:: Set task ::
Check each line of the listing, and copy it if it contains the word "this".

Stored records
○ ○ ○ ○ ○
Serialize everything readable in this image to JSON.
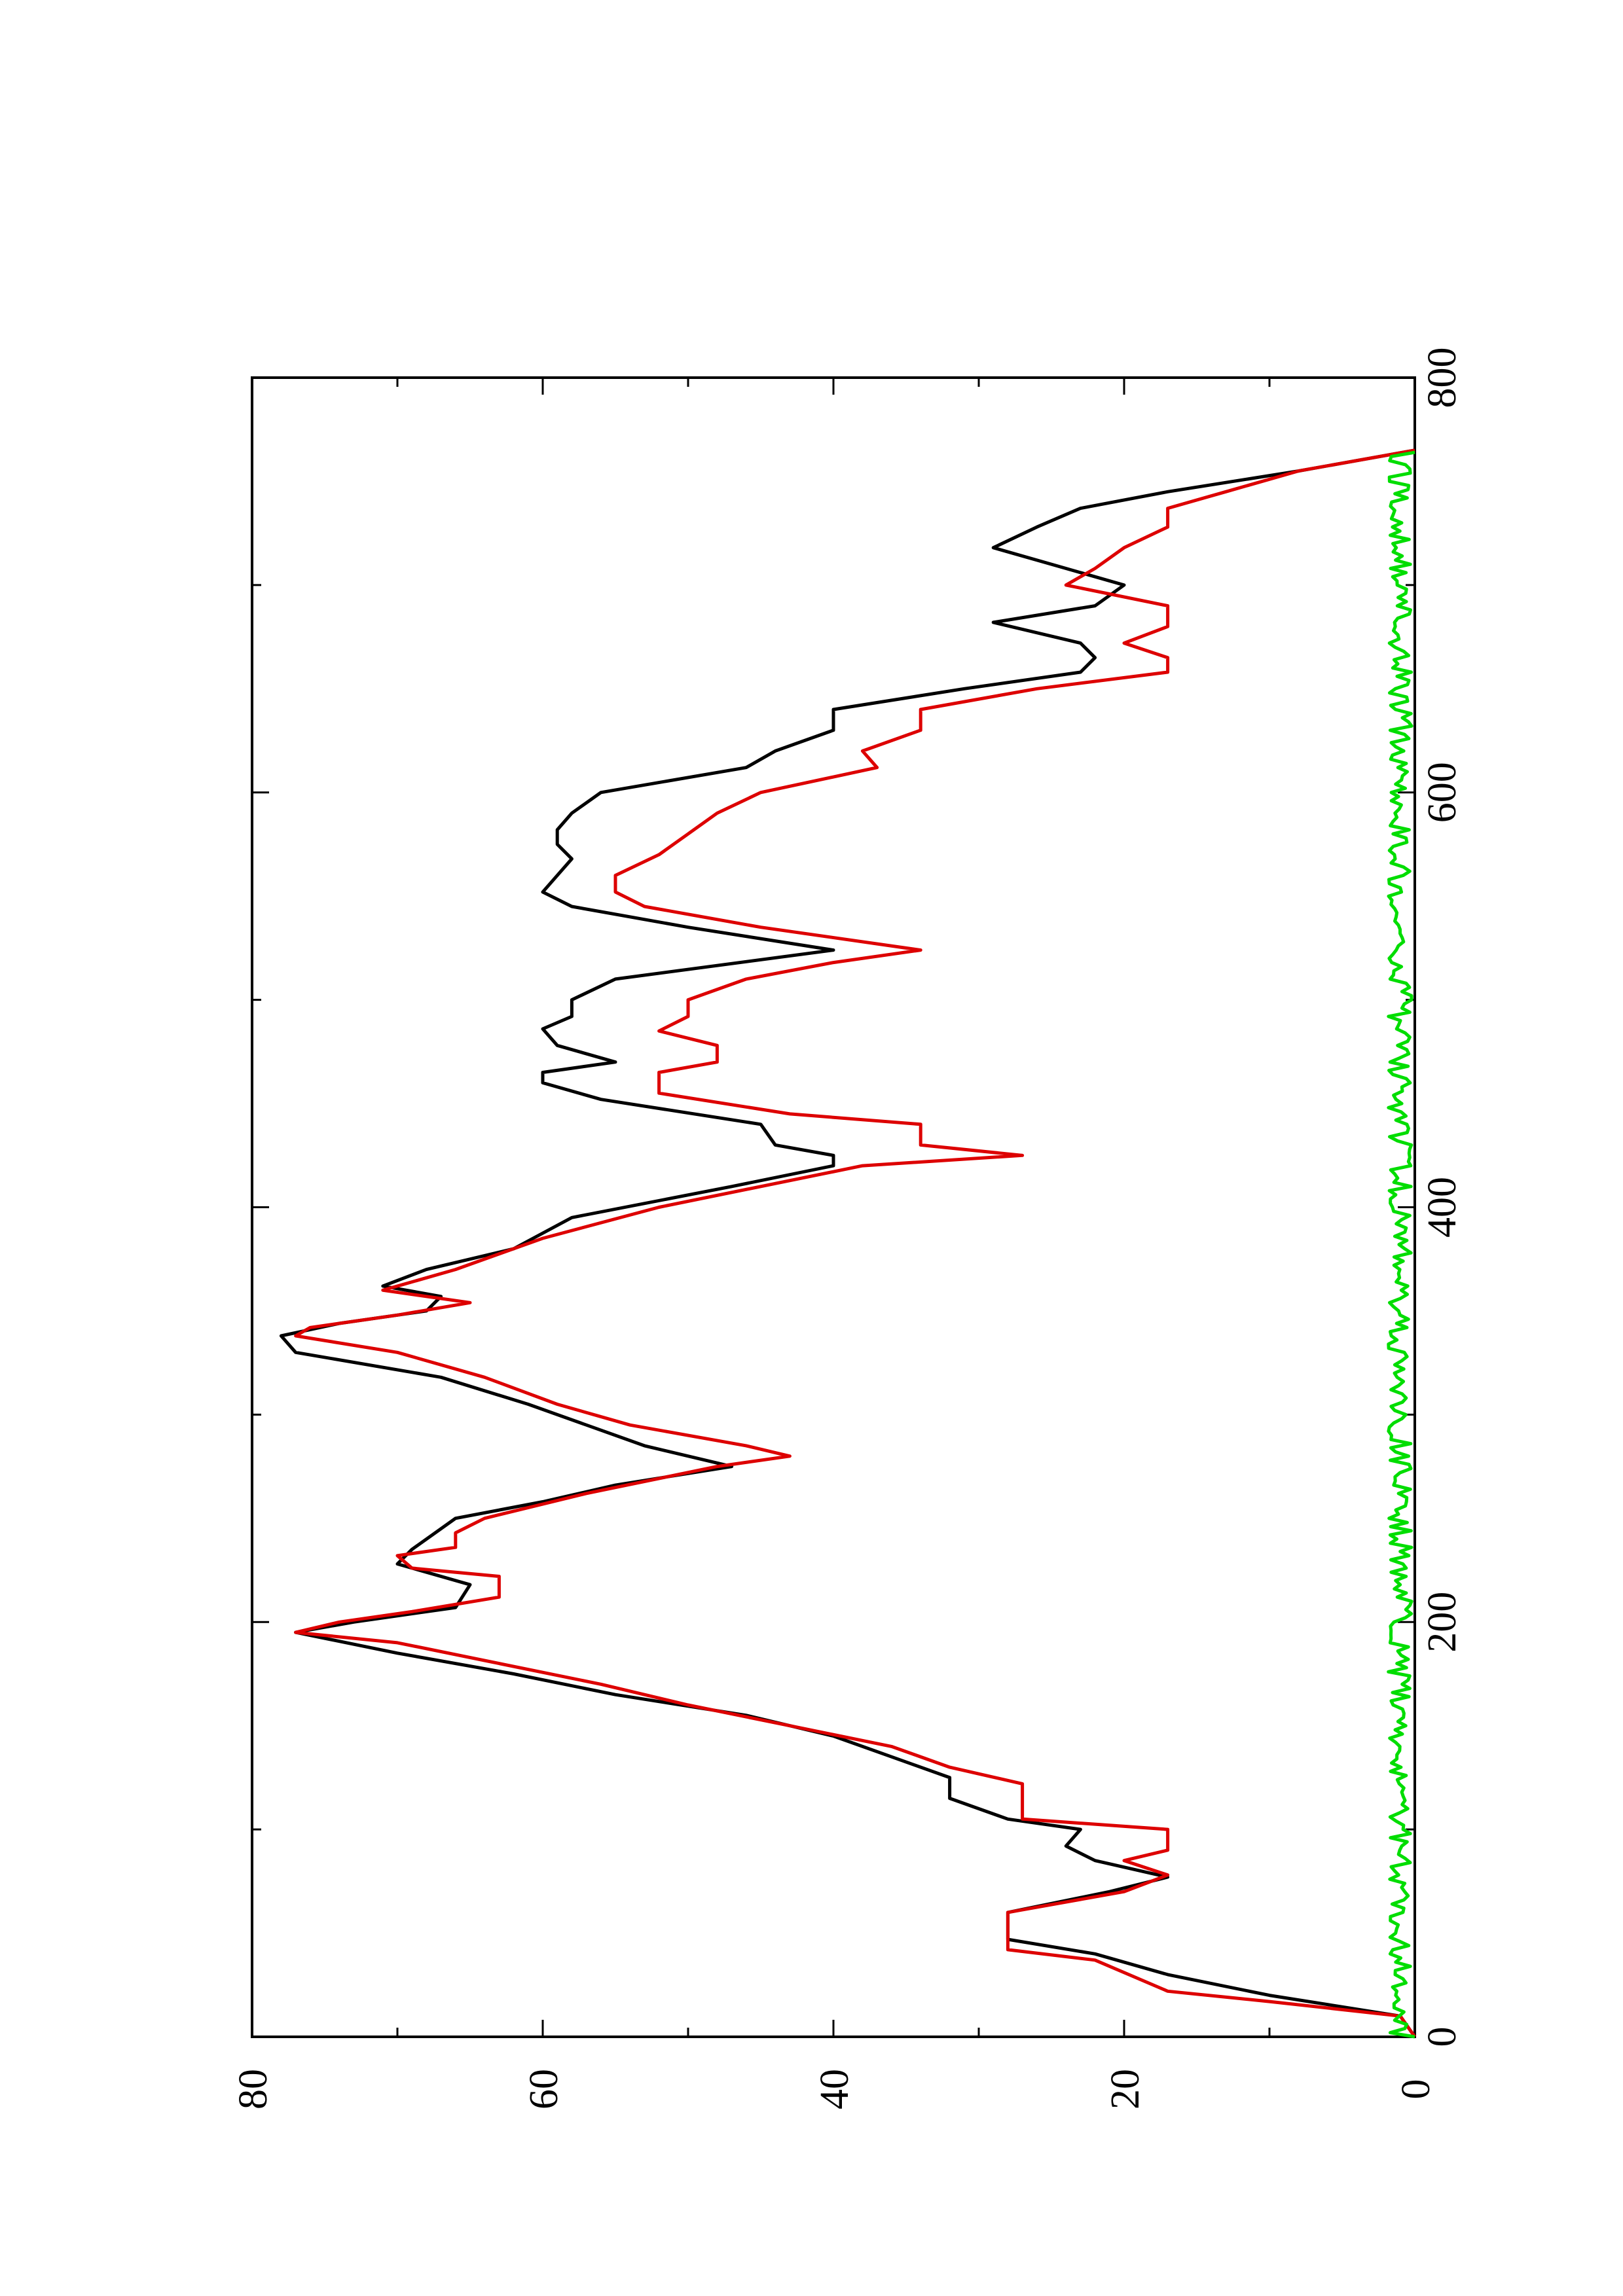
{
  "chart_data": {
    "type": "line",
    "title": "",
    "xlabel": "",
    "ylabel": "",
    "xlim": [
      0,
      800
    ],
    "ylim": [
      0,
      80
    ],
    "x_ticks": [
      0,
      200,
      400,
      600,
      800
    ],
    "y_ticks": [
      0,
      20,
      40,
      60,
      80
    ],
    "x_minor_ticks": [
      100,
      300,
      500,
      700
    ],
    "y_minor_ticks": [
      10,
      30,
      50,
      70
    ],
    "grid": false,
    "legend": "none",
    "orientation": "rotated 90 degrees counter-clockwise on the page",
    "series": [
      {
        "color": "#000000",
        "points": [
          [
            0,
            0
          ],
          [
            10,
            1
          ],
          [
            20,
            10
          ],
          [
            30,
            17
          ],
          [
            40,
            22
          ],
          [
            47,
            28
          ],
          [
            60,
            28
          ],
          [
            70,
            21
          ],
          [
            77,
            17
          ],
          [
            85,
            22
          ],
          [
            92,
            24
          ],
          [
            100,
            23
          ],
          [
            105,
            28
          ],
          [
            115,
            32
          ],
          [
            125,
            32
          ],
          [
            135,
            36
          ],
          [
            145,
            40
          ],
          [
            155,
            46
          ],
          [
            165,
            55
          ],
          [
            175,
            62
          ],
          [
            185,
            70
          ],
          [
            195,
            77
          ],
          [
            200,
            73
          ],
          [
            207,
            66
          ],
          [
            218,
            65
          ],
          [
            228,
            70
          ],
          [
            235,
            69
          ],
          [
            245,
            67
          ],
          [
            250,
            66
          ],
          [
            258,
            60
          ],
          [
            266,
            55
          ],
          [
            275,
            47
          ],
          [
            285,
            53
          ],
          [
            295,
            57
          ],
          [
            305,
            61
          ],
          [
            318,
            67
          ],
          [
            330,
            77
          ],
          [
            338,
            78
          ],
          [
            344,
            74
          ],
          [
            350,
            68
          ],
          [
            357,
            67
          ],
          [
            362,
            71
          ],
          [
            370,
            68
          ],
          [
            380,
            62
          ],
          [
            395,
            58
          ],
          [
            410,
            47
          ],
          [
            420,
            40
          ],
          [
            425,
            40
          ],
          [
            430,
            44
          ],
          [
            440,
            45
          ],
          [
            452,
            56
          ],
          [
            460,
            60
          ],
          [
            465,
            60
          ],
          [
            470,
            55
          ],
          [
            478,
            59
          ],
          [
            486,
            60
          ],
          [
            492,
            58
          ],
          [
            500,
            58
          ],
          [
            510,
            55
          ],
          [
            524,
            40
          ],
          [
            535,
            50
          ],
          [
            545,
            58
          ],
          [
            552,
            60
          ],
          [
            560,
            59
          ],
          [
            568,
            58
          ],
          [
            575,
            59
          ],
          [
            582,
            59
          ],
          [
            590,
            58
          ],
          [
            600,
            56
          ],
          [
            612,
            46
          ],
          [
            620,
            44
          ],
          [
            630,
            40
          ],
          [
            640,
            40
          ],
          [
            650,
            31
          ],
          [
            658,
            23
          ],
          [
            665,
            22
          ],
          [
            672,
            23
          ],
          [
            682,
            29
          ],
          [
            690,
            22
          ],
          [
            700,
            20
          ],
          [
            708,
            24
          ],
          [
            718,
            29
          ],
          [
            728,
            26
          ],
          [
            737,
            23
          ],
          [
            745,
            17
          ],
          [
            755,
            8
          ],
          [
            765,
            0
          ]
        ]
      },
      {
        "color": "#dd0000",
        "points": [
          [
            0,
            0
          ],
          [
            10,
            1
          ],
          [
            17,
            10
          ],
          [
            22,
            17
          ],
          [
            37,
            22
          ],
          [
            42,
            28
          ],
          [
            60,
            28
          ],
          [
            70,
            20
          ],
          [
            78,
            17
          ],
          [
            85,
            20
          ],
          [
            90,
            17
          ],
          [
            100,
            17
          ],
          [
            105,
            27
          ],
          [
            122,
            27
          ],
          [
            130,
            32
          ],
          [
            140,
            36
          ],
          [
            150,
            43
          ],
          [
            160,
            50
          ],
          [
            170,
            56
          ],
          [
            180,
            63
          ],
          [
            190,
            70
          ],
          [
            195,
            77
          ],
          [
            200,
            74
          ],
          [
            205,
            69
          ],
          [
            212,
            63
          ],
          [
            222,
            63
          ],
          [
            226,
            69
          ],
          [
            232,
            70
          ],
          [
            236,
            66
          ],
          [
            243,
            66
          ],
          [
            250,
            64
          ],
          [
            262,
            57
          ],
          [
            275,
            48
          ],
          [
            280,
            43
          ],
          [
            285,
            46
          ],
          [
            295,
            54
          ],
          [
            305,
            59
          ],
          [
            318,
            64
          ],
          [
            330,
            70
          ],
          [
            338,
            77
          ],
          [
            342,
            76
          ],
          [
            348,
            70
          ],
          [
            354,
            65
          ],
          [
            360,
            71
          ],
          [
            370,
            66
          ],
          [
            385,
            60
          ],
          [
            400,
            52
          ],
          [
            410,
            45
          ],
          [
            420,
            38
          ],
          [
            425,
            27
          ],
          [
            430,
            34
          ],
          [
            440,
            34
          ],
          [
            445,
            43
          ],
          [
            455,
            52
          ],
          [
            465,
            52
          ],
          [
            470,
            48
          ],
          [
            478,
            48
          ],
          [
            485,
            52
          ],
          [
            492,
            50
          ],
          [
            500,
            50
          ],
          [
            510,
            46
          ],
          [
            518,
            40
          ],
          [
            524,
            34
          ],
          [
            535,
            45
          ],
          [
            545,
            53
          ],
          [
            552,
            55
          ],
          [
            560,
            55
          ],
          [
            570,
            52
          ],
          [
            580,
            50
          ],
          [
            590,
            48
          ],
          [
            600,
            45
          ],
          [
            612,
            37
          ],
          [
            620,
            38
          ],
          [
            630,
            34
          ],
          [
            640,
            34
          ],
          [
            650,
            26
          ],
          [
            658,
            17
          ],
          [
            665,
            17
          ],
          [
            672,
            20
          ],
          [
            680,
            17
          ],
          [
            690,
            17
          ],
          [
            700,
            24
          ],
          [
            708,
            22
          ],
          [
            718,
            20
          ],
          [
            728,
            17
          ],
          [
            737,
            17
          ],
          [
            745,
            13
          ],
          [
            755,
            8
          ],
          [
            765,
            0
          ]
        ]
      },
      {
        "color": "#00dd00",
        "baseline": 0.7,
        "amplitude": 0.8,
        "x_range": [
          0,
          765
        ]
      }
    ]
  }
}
○ ○ ○ ○ ○
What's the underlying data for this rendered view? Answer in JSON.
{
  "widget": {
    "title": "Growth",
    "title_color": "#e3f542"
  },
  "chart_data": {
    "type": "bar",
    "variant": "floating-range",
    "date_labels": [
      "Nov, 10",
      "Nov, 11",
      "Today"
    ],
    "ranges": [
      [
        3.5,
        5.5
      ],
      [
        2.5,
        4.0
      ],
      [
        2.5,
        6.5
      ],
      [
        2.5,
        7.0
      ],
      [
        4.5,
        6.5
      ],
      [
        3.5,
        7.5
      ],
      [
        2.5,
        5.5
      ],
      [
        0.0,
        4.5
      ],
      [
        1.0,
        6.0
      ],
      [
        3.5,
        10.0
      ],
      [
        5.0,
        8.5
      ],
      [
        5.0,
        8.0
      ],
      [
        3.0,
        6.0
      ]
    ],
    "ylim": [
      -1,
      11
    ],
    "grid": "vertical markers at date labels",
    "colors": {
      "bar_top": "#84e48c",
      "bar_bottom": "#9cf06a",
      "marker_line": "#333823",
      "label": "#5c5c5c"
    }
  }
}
○ ○ ○ ○ ○
:: Output of the task ::
Serialize everything readable in this image to JSON.
What's the underlying data for this rendered view? Answer in JSON.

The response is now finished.